Dataset excerpt
**********

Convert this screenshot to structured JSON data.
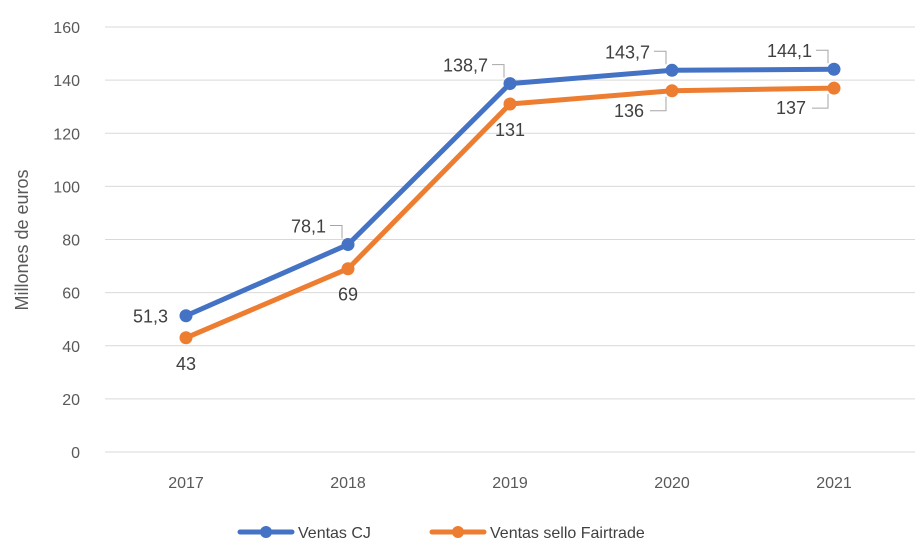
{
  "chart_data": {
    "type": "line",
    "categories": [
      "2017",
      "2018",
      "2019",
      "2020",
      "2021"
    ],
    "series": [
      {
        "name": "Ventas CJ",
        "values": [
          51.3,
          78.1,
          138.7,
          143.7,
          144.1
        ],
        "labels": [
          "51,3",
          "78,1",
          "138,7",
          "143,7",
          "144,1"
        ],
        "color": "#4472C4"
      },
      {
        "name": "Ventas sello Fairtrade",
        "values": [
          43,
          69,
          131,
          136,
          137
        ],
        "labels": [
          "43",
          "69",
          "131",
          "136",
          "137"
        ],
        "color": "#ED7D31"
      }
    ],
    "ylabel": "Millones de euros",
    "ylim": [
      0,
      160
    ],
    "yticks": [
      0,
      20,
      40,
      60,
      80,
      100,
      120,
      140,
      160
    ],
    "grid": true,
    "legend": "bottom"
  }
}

**********

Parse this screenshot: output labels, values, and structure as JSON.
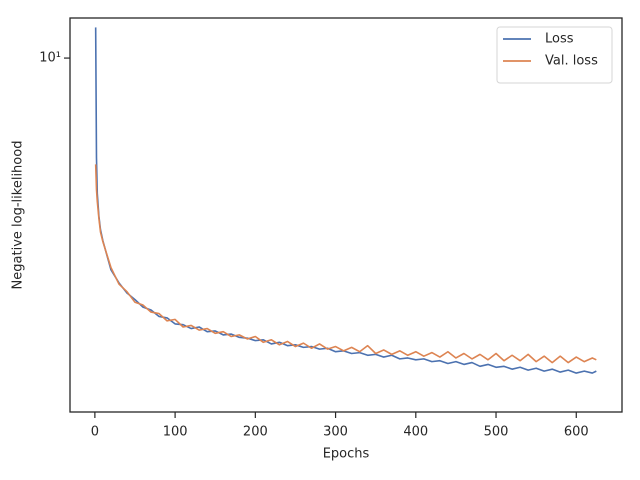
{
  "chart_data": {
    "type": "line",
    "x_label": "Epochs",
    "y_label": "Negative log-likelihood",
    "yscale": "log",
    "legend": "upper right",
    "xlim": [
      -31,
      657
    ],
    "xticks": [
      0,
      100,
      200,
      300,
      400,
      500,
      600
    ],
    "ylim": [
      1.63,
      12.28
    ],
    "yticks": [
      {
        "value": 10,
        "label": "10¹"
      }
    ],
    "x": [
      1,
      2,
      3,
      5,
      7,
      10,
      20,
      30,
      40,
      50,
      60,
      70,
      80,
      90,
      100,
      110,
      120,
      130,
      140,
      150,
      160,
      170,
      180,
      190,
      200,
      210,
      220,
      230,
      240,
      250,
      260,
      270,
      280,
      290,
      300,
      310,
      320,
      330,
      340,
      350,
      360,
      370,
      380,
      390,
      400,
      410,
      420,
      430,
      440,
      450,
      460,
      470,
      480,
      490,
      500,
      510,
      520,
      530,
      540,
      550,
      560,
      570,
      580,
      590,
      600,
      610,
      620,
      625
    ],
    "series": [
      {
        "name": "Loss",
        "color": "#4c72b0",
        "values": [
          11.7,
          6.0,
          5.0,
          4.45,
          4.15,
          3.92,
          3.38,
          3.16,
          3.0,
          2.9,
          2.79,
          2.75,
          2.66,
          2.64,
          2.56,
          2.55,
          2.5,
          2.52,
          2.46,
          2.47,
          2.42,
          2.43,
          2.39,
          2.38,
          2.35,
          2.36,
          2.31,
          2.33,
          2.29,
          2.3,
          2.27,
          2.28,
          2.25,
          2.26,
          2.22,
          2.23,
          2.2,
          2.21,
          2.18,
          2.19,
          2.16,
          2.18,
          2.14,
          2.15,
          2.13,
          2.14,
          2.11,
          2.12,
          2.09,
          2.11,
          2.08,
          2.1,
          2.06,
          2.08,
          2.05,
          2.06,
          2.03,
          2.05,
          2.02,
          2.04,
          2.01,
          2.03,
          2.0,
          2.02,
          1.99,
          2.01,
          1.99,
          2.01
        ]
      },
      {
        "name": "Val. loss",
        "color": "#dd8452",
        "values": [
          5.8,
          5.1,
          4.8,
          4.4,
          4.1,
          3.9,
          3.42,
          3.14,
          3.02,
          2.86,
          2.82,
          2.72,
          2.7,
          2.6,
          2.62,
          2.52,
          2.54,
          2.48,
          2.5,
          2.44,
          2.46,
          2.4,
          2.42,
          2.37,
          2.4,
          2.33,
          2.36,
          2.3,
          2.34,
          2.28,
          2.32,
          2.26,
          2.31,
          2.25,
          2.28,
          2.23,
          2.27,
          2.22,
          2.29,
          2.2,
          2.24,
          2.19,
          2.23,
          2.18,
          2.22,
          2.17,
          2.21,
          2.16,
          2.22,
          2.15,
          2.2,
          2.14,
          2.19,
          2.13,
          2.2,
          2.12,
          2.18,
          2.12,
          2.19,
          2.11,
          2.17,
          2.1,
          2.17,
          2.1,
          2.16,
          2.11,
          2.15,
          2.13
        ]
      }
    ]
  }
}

**********

- [Task description]:
Where does the word "name" appear? Return each line that holds it.

- [Answer for this exercise]:
        "name": "Ventas CJ",
        "name": "Ventas sello Fairtrade",
        "name": "Loss",
        "name": "Val. loss",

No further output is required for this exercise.